Scopo del compito. Per favore, riproduci senza alcuna modifica tutte le voci che seguono, riga per riga.

* * * * * * *

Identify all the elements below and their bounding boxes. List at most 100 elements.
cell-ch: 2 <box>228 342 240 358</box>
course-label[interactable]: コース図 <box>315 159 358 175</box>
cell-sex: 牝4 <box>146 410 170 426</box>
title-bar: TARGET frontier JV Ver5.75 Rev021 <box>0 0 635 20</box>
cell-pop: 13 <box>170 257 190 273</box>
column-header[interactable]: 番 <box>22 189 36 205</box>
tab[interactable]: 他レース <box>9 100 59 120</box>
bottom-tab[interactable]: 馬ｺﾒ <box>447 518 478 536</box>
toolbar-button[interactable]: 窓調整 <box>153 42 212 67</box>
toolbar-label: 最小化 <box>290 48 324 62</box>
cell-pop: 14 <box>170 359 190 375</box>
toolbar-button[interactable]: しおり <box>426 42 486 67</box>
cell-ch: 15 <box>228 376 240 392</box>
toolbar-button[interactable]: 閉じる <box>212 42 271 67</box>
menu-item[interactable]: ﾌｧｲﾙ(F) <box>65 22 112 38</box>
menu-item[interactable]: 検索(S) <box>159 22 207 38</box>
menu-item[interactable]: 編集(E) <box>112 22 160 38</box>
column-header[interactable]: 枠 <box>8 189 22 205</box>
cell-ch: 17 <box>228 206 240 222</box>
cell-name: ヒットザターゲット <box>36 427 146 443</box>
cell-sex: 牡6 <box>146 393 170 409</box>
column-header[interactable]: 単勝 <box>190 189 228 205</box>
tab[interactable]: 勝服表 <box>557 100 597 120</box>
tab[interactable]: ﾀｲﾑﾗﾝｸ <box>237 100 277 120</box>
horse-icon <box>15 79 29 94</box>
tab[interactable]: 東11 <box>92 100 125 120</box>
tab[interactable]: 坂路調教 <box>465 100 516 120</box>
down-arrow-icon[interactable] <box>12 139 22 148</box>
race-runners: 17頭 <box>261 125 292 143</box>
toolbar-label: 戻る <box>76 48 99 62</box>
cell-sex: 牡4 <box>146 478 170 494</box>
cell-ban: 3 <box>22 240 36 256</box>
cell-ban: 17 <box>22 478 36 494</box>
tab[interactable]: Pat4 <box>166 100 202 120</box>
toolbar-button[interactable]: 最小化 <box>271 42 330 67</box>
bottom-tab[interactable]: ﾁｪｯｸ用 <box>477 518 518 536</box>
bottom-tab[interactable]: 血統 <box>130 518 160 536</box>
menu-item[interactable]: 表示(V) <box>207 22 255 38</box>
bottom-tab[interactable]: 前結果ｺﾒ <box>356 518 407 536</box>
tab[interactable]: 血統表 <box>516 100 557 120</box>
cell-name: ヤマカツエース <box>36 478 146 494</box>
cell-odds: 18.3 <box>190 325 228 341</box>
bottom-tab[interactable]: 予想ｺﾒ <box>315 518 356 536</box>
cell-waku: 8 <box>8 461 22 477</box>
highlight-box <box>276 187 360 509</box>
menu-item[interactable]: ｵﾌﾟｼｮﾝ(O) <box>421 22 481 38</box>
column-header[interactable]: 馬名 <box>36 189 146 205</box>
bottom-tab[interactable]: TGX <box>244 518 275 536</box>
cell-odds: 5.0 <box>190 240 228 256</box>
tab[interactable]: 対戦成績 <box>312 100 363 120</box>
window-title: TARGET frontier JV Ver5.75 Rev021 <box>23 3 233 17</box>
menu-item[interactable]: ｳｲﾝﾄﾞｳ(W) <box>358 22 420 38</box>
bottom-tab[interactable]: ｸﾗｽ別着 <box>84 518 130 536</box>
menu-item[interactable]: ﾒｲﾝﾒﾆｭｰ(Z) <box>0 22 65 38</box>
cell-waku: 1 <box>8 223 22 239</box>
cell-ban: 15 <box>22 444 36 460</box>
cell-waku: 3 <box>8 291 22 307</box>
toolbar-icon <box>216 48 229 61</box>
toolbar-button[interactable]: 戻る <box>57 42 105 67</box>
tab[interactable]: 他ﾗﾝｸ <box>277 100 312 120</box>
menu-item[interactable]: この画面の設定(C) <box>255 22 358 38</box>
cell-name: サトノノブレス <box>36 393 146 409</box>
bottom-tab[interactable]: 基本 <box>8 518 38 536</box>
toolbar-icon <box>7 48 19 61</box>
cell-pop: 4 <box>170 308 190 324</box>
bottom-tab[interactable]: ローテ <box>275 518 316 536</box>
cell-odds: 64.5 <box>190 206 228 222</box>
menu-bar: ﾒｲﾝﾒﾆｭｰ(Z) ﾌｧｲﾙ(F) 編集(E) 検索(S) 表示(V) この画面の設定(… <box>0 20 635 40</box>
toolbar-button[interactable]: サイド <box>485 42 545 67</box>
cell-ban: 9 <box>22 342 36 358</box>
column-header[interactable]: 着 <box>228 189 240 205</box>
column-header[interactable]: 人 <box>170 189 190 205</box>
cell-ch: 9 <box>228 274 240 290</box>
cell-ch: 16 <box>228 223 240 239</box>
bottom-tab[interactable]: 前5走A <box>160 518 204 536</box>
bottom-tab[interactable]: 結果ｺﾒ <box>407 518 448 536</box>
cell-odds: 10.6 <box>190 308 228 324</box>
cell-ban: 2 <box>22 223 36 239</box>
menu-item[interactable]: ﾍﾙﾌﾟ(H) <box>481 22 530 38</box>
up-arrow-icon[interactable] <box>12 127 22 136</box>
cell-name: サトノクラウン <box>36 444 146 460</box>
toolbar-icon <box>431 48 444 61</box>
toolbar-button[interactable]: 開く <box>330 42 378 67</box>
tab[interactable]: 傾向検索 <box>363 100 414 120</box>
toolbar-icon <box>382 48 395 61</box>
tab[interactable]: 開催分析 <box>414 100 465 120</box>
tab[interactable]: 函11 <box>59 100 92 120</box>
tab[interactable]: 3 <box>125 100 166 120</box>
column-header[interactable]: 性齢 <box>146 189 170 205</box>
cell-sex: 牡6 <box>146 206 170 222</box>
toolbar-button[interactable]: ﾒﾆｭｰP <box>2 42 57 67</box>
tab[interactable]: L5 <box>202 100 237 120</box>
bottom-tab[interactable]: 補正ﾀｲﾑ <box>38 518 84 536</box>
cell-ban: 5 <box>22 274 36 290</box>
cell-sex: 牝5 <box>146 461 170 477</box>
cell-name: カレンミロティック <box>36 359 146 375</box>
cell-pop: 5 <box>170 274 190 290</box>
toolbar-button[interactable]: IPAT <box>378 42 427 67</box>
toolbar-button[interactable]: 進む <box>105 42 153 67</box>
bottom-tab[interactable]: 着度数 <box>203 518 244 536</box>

* * * * * * *

Risposta corretta.
Identify all the elements below and their bounding boxes. List at most 100 elements.
cell-ch: 2 <box>228 342 240 358</box>
course-label[interactable]: コース図 <box>315 159 358 175</box>
cell-sex: 牝4 <box>146 410 170 426</box>
title-bar: TARGET frontier JV Ver5.75 Rev021 <box>0 0 635 20</box>
cell-pop: 13 <box>170 257 190 273</box>
column-header[interactable]: 番 <box>22 189 36 205</box>
tab[interactable]: 他レース <box>9 100 59 120</box>
bottom-tab[interactable]: 馬ｺﾒ <box>447 518 478 536</box>
toolbar-button[interactable]: 窓調整 <box>153 42 212 67</box>
toolbar-label: 最小化 <box>290 48 324 62</box>
cell-pop: 14 <box>170 359 190 375</box>
toolbar-button[interactable]: しおり <box>426 42 486 67</box>
cell-ch: 15 <box>228 376 240 392</box>
toolbar-button[interactable]: 閉じる <box>212 42 271 67</box>
menu-item[interactable]: ﾌｧｲﾙ(F) <box>65 22 112 38</box>
menu-item[interactable]: 検索(S) <box>159 22 207 38</box>
menu-item[interactable]: 編集(E) <box>112 22 160 38</box>
column-header[interactable]: 枠 <box>8 189 22 205</box>
cell-ch: 17 <box>228 206 240 222</box>
cell-name: ヒットザターゲット <box>36 427 146 443</box>
cell-sex: 牡6 <box>146 393 170 409</box>
column-header[interactable]: 単勝 <box>190 189 228 205</box>
tab[interactable]: 勝服表 <box>557 100 597 120</box>
tab[interactable]: ﾀｲﾑﾗﾝｸ <box>237 100 277 120</box>
horse-icon <box>15 79 29 94</box>
tab[interactable]: 東11 <box>92 100 125 120</box>
tab[interactable]: 坂路調教 <box>465 100 516 120</box>
down-arrow-icon[interactable] <box>12 139 22 148</box>
race-runners: 17頭 <box>261 125 292 143</box>
toolbar-label: 戻る <box>76 48 99 62</box>
cell-sex: 牡4 <box>146 478 170 494</box>
cell-ban: 3 <box>22 240 36 256</box>
cell-ban: 17 <box>22 478 36 494</box>
tab[interactable]: Pat4 <box>166 100 202 120</box>
toolbar-button[interactable]: 最小化 <box>271 42 330 67</box>
bottom-tab[interactable]: ﾁｪｯｸ用 <box>477 518 518 536</box>
bottom-tab[interactable]: 血統 <box>130 518 160 536</box>
menu-item[interactable]: 表示(V) <box>207 22 255 38</box>
bottom-tab[interactable]: 前結果ｺﾒ <box>356 518 407 536</box>
tab[interactable]: 血統表 <box>516 100 557 120</box>
cell-name: ヤマカツエース <box>36 478 146 494</box>
cell-odds: 18.3 <box>190 325 228 341</box>
bottom-tab[interactable]: 予想ｺﾒ <box>315 518 356 536</box>
cell-waku: 8 <box>8 461 22 477</box>
highlight-box <box>276 187 360 509</box>
menu-item[interactable]: ｵﾌﾟｼｮﾝ(O) <box>421 22 481 38</box>
column-header[interactable]: 馬名 <box>36 189 146 205</box>
bottom-tab[interactable]: TGX <box>244 518 275 536</box>
cell-odds: 5.0 <box>190 240 228 256</box>
tab[interactable]: 対戦成績 <box>312 100 363 120</box>
window-title: TARGET frontier JV Ver5.75 Rev021 <box>23 3 233 17</box>
menu-item[interactable]: ｳｲﾝﾄﾞｳ(W) <box>358 22 420 38</box>
bottom-tab[interactable]: ｸﾗｽ別着 <box>84 518 130 536</box>
menu-item[interactable]: ﾒｲﾝﾒﾆｭｰ(Z) <box>0 22 65 38</box>
cell-waku: 1 <box>8 223 22 239</box>
cell-ban: 15 <box>22 444 36 460</box>
cell-waku: 3 <box>8 291 22 307</box>
toolbar-icon <box>216 48 229 61</box>
toolbar-button[interactable]: 戻る <box>57 42 105 67</box>
tab[interactable]: 他ﾗﾝｸ <box>277 100 312 120</box>
menu-item[interactable]: この画面の設定(C) <box>255 22 358 38</box>
cell-name: サトノノブレス <box>36 393 146 409</box>
bottom-tab[interactable]: 基本 <box>8 518 38 536</box>
toolbar-icon <box>7 48 19 61</box>
cell-pop: 4 <box>170 308 190 324</box>
bottom-tab[interactable]: ローテ <box>275 518 316 536</box>
cell-odds: 64.5 <box>190 206 228 222</box>
menu-bar: ﾒｲﾝﾒﾆｭｰ(Z) ﾌｧｲﾙ(F) 編集(E) 検索(S) 表示(V) この画面の設定(… <box>0 20 635 40</box>
toolbar-button[interactable]: サイド <box>485 42 545 67</box>
cell-ban: 9 <box>22 342 36 358</box>
column-header[interactable]: 着 <box>228 189 240 205</box>
column-header[interactable]: 人 <box>170 189 190 205</box>
cell-ch: 9 <box>228 274 240 290</box>
cell-ch: 16 <box>228 223 240 239</box>
bottom-tab[interactable]: 前5走A <box>160 518 204 536</box>
bottom-tab[interactable]: 結果ｺﾒ <box>407 518 448 536</box>
cell-odds: 10.6 <box>190 308 228 324</box>
cell-ban: 2 <box>22 223 36 239</box>
menu-item[interactable]: ﾍﾙﾌﾟ(H) <box>481 22 530 38</box>
up-arrow-icon[interactable] <box>12 127 22 136</box>
cell-name: サトノクラウン <box>36 444 146 460</box>
toolbar-icon <box>431 48 444 61</box>
toolbar-button[interactable]: 開く <box>330 42 378 67</box>
tab[interactable]: 傾向検索 <box>363 100 414 120</box>
toolbar-icon <box>382 48 395 61</box>
tab[interactable]: 開催分析 <box>414 100 465 120</box>
tab[interactable]: 函11 <box>59 100 92 120</box>
tab[interactable]: 3 <box>125 100 166 120</box>
column-header[interactable]: 性齢 <box>146 189 170 205</box>
cell-sex: 牡6 <box>146 206 170 222</box>
toolbar-button[interactable]: ﾒﾆｭｰP <box>2 42 57 67</box>
tab[interactable]: L5 <box>202 100 237 120</box>
bottom-tab[interactable]: 補正ﾀｲﾑ <box>38 518 84 536</box>
cell-ban: 5 <box>22 274 36 290</box>
cell-sex: 牝5 <box>146 461 170 477</box>
cell-name: カレンミロティック <box>36 359 146 375</box>
cell-pop: 5 <box>170 274 190 290</box>
toolbar-button[interactable]: IPAT <box>378 42 427 67</box>
toolbar-button[interactable]: 進む <box>105 42 153 67</box>
bottom-tab[interactable]: 着度数 <box>203 518 244 536</box>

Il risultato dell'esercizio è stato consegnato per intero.